__Description of the task__.
Of all the lines here, how many include the string "JSON"? Answer with the number only.

__Source data__.

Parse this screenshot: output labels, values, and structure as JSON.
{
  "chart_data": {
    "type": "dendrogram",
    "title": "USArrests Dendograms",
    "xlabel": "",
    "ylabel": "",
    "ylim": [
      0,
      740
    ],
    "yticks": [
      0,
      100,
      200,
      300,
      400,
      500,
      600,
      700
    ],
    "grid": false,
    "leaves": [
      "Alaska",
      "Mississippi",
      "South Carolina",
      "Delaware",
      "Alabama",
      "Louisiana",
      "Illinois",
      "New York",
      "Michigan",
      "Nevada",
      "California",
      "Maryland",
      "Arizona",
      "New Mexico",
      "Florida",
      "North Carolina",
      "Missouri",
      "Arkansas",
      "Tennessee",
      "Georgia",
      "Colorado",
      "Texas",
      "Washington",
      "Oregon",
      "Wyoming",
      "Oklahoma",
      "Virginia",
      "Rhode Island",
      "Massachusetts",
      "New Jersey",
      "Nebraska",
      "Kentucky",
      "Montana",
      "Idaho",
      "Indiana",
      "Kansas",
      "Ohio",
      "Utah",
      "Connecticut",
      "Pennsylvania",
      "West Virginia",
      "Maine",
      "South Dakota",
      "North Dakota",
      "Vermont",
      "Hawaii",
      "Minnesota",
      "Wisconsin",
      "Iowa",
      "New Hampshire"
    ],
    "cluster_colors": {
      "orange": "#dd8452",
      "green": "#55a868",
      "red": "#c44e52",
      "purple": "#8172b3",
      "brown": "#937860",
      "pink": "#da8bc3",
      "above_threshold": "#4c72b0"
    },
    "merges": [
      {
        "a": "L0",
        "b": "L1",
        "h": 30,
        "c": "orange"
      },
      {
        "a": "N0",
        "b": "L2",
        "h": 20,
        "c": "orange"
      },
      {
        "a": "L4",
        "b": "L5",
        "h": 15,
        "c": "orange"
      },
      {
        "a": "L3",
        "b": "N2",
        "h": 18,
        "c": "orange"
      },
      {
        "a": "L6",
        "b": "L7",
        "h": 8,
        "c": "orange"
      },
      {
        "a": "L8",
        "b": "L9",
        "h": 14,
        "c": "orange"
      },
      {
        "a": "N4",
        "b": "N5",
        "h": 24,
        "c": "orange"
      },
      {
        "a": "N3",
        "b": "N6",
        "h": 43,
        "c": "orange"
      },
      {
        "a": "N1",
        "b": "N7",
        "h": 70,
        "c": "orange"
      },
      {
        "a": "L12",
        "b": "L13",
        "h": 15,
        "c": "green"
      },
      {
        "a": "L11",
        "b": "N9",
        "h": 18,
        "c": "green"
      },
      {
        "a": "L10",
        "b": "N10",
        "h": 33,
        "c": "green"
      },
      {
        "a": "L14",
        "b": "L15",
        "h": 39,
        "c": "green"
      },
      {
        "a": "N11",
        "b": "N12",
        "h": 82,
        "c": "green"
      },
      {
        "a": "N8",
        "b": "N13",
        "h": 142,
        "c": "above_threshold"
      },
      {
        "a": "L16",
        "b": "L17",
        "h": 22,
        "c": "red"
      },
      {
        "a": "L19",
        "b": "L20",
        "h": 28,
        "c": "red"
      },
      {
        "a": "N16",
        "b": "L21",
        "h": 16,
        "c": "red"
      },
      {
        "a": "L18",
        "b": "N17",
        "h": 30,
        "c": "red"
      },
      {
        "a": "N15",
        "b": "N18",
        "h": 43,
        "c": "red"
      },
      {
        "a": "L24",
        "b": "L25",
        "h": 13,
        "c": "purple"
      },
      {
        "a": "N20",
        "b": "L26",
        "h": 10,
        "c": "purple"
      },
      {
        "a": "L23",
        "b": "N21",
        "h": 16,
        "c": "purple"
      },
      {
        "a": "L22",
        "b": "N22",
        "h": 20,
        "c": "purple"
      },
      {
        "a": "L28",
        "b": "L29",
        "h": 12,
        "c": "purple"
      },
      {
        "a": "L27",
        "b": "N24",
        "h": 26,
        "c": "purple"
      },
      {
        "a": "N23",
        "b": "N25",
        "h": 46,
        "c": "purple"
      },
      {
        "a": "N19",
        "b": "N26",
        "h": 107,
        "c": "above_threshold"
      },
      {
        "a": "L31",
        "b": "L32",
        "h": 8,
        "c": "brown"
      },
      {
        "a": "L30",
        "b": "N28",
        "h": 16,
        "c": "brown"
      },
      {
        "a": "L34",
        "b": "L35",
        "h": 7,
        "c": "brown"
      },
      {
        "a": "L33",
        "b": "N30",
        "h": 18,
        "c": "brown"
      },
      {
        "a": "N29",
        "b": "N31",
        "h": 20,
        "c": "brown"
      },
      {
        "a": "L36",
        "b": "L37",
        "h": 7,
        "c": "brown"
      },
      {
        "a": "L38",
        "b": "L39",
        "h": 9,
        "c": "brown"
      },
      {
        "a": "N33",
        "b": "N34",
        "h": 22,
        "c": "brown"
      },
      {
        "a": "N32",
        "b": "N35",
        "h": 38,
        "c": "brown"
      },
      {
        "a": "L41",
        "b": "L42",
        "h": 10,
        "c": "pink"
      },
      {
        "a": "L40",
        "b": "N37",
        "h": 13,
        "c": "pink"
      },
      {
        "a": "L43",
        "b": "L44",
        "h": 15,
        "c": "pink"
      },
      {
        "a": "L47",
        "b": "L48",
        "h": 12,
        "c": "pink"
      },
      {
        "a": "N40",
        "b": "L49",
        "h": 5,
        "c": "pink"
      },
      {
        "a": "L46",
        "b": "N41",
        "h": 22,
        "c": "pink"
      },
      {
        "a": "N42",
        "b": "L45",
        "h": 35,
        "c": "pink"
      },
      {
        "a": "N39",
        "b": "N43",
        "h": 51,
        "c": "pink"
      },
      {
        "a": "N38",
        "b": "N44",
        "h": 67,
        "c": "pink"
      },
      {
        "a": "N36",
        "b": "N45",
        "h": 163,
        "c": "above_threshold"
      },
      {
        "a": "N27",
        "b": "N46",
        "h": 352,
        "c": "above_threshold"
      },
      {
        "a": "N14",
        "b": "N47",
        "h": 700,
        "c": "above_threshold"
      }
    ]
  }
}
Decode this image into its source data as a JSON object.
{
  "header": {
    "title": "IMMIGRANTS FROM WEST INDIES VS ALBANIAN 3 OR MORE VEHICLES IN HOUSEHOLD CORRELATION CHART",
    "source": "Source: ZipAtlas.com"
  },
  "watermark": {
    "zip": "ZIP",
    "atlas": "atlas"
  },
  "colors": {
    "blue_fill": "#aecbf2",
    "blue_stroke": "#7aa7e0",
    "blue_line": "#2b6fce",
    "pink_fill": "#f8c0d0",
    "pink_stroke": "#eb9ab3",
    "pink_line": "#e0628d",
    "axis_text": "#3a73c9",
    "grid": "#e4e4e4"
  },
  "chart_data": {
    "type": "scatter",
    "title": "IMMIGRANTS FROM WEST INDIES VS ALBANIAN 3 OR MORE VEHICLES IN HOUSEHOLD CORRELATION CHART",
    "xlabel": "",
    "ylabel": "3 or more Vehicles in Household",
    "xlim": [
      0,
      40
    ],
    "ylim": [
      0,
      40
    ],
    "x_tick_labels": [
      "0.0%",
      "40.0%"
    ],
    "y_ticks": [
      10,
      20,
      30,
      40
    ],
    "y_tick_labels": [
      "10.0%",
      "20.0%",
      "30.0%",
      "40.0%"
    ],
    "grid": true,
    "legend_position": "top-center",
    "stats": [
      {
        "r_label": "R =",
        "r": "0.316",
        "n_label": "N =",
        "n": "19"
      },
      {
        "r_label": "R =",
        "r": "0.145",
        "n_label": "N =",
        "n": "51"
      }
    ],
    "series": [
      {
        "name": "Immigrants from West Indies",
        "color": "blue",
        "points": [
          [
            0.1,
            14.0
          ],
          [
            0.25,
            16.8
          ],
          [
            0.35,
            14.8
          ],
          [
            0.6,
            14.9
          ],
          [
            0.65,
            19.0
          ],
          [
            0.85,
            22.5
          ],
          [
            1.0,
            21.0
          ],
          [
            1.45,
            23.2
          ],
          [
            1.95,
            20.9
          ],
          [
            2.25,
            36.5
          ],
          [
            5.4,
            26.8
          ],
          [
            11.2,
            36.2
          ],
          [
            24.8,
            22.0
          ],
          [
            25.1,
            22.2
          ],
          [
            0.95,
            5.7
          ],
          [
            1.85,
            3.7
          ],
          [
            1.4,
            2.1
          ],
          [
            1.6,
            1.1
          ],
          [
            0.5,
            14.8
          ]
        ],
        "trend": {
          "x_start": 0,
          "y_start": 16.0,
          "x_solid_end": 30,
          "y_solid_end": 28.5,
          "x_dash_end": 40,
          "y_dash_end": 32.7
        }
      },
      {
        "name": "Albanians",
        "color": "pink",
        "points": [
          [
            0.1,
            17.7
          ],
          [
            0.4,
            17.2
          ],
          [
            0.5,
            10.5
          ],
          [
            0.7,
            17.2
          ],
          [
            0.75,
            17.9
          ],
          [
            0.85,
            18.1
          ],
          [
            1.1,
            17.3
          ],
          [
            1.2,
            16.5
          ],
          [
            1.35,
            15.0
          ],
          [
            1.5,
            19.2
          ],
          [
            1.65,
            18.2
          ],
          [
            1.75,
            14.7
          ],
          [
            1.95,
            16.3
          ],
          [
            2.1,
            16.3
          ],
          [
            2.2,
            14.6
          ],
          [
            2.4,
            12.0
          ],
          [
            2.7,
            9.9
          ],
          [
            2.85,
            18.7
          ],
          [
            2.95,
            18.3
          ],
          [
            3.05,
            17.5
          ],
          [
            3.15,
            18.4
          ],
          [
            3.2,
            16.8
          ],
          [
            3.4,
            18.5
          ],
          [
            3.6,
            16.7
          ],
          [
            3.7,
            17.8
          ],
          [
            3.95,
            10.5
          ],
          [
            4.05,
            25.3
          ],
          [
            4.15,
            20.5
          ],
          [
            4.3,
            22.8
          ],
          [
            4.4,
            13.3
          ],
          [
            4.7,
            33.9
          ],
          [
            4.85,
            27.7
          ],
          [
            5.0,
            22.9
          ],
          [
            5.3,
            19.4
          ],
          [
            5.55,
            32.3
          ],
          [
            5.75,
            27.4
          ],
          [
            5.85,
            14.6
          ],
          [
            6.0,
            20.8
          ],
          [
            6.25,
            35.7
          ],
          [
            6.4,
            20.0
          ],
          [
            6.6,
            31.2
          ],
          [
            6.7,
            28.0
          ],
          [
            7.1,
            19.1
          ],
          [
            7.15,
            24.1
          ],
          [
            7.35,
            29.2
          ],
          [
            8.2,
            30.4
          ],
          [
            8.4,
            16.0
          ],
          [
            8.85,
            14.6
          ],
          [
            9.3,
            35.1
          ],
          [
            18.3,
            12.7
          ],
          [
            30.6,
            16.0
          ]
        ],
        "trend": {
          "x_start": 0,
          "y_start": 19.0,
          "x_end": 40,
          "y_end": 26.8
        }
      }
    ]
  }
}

__The solution__.
2